Data records
%%

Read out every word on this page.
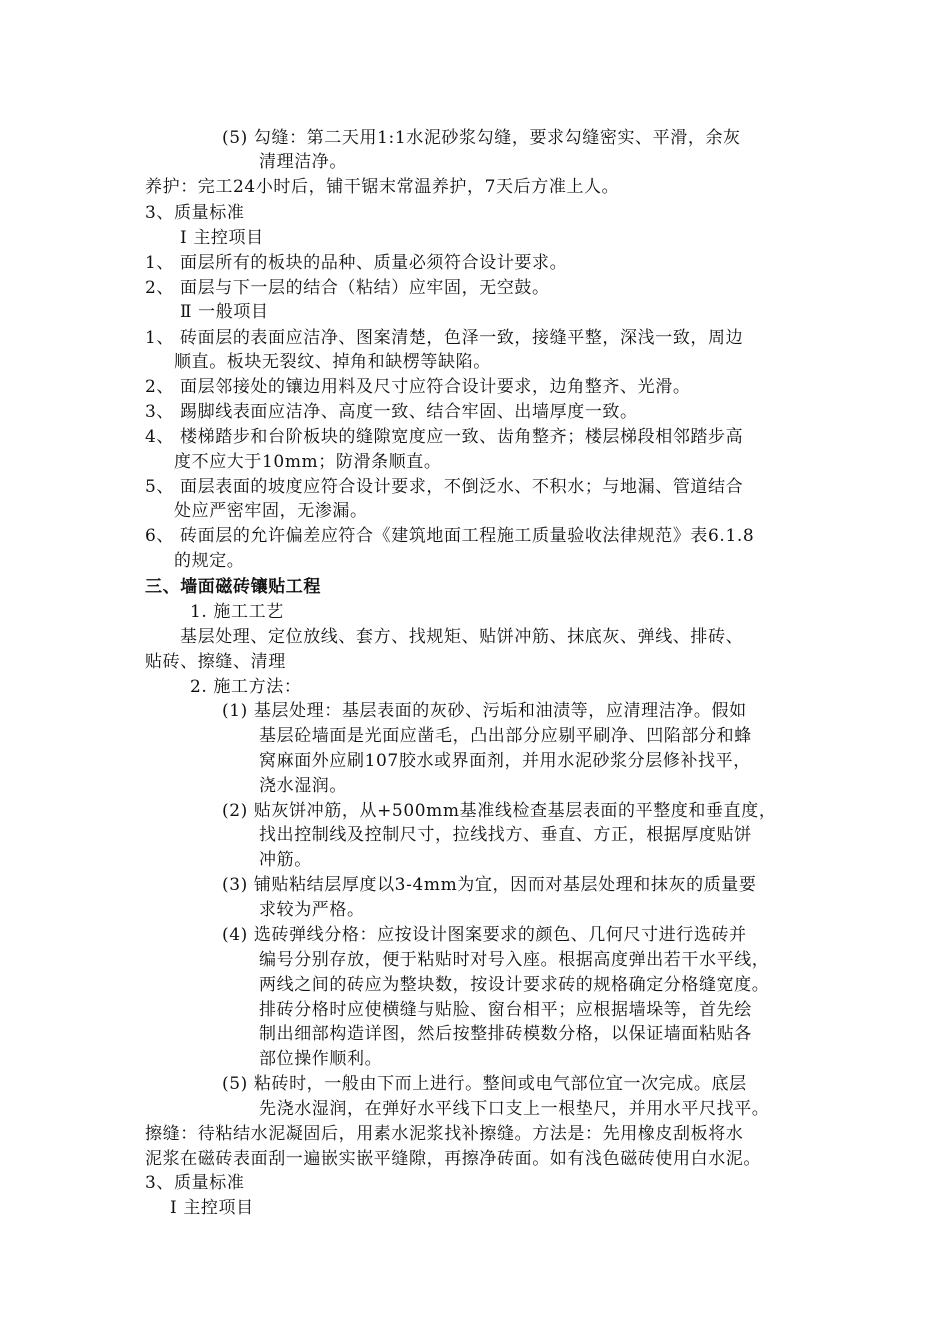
(5) 勾缝：第二天用1:1水泥砂浆勾缝，要求勾缝密实、平滑，余灰
清理洁净。
养护：完工24小时后，铺干锯末常温养护，7天后方准上人。
3、质量标准
Ⅰ 主控项目
1、 面层所有的板块的品种、质量必须符合设计要求。
2、 面层与下一层的结合（粘结）应牢固，无空鼓。
Ⅱ 一般项目
1、 砖面层的表面应洁净、图案清楚，色泽一致，接缝平整，深浅一致，周边
顺直。板块无裂纹、掉角和缺楞等缺陷。
2、 面层邻接处的镶边用料及尺寸应符合设计要求，边角整齐、光滑。
3、 踢脚线表面应洁净、高度一致、结合牢固、出墙厚度一致。
4、 楼梯踏步和台阶板块的缝隙宽度应一致、齿角整齐；楼层梯段相邻踏步高
度不应大于10mm；防滑条顺直。
5、 面层表面的坡度应符合设计要求，不倒泛水、不积水；与地漏、管道结合
处应严密牢固，无渗漏。
6、 砖面层的允许偏差应符合《建筑地面工程施工质量验收法律规范》表6.1.8
的规定。
三、墙面磁砖镶贴工程
1. 施工工艺
基层处理、定位放线、套方、找规矩、贴饼冲筋、抹底灰、弹线、排砖、
贴砖、擦缝、清理
2. 施工方法：
(1) 基层处理：基层表面的灰砂、污垢和油渍等，应清理洁净。假如
基层砼墙面是光面应凿毛，凸出部分应剔平刷净、凹陷部分和蜂
窝麻面外应刷107胶水或界面剂，并用水泥砂浆分层修补找平，
浇水湿润。
(2) 贴灰饼冲筋，从+500mm基准线检查基层表面的平整度和垂直度，
找出控制线及控制尺寸，拉线找方、垂直、方正，根据厚度贴饼
冲筋。
(3) 铺贴粘结层厚度以3-4mm为宜，因而对基层处理和抹灰的质量要
求较为严格。
(4) 选砖弹线分格：应按设计图案要求的颜色、几何尺寸进行选砖并
编号分别存放，便于粘贴时对号入座。根据高度弹出若干水平线，
两线之间的砖应为整块数，按设计要求砖的规格确定分格缝宽度。
排砖分格时应使横缝与贴脸、窗台相平；应根据墙垛等，首先绘
制出细部构造详图，然后按整排砖模数分格，以保证墙面粘贴各
部位操作顺利。
(5) 粘砖时，一般由下而上进行。整间或电气部位宜一次完成。底层
先浇水湿润，在弹好水平线下口支上一根垫尺，并用水平尺找平。
擦缝：待粘结水泥凝固后，用素水泥浆找补擦缝。方法是：先用橡皮刮板将水
泥浆在磁砖表面刮一遍嵌实嵌平缝隙，再擦净砖面。如有浅色磁砖使用白水泥。
3、质量标准
Ⅰ 主控项目
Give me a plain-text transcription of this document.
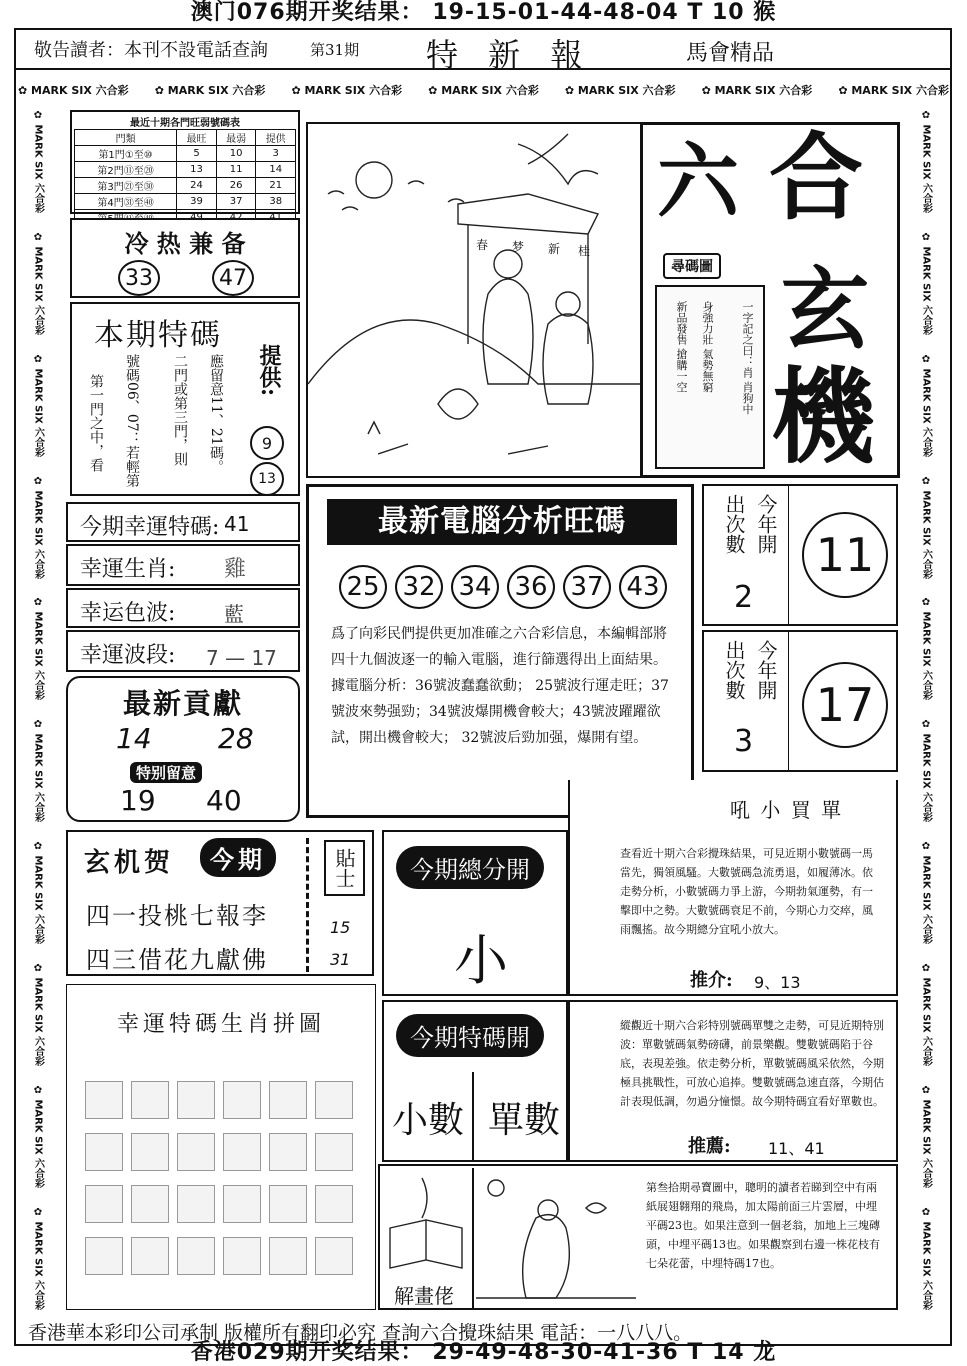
澳门076期开奖结果： 19-15-01-44-48-04 T 10 猴
敬告讀者：本刊不設電話查詢	第31期 特 新 報	馬會精品
✿ MARK SIX 六合彩 ✿ MARK SIX 六合彩 ✿ MARK SIX 六合彩 ✿ MARK SIX 六合彩 ✿ MARK SIX 六合彩 ✿ MARK SIX 六合彩 ✿ MARK SIX 六合彩
✿ MARK SIX 六合彩
✿ MARK SIX 六合彩
✿ MARK SIX 六合彩
✿ MARK SIX 六合彩
✿ MARK SIX 六合彩
✿ MARK SIX 六合彩
✿ MARK SIX 六合彩
✿ MARK SIX 六合彩
✿ MARK SIX 六合彩
✿ MARK SIX 六合彩
✿ MARK SIX 六合彩
✿ MARK SIX 六合彩
✿ MARK SIX 六合彩
✿ MARK SIX 六合彩
✿ MARK SIX 六合彩
✿ MARK SIX 六合彩
✿ MARK SIX 六合彩
✿ MARK SIX 六合彩
✿ MARK SIX 六合彩
✿ MARK SIX 六合彩
最近十期各門旺弱號碼表
門類	最旺	最弱	提供
第1門①至⑩	5	10	3
第2門⑪至⑳	13	11	14
第3門㉑至㉚	24	26	21
第4門㉛至㊵	39	37	38

冷 热 兼 备
33	47
本期特碼
應留意11、21碼。
二門或第三門，則
號碼06、07：若輕第
第一門之中，看
提供:
9
13
今期幸運特碼: 41
幸運生肖: 雞
幸运色波: 藍
幸運波段: 7 — 17
最新貢獻
14 28
特别留意
19 40
春 梦 新 桂
六 合
玄
機
尋碼圖
一字記之曰：肖 肖狗中
身強力壯 氣勢無窮
新品發售 搶購一空
最新電腦分析旺碼
25 32 34 36 37 43
爲了向彩民們提供更加准確之六合彩信息，本編輯部將四十九個波逐一的輸入電腦，進行篩選得出上面結果。據電腦分析：36號波蠢蠢欲動； 25號波行運走旺；37號波來勢强勁；34號波爆開機會較大；43號波躍躍欲試，開出機會較大； 32號波后勁加强，爆開有望。
出次數 今年開
2
11
出次數 今年開
3
17
玄机贺	今期
四一投桃七報李
四三借花九獻佛
貼士
15
31
今期總分開
小
吼 小 買 單
查看近十期六合彩攪珠結果，可見近期小數號碼一馬當先，獨領風騷。大數號碼急流勇退，如履薄冰。依走勢分析，小數號碼力爭上游，今期勃氣運勢，有一擊即中之勢。大數號碼衰足不前，今期心力交瘁，風雨飄搖。故今期總分宜吼小放大。
推介: 9、13
今期特碼開
小數 單數
縱觀近十期六合彩特別號碼單雙之走勢，可見近期特別波：單數號碼氣勢磅礴，前景樂觀。雙數號碼陷于谷底，表現差強。依走勢分析，單數號碼風采依然，今期極具挑戰性，可放心追捧。雙數號碼急速直落，今期估計表現低調，勿過分憧憬。故今期特碼宜看好單數也。
推薦: 11、41
幸運特碼生肖拼圖
解畫佬
第叁拾期尋寶圖中，聰明的讀者若睇到空中有兩紙展翅翱翔的飛鳥，加太陽前面三片雲層，中埋平碼23也。如果注意到一個老翁，加地上三塊磚頭，中埋平碼13也。如果觀察到右邊一株花枝有七朵花蕾，中埋特碼17也。
香港華本彩印公司承制 版權所有翻印必究 查詢六合攪珠結果 電話：一八八八。
香港029期开奖结果： 29-49-48-30-41-36 T 14 龙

%%

> [STATED EXERCISE]: The required output is the number of lines containing the word "this", and nothing besides.

> [ANSWER TO THE EXERCISE]: 2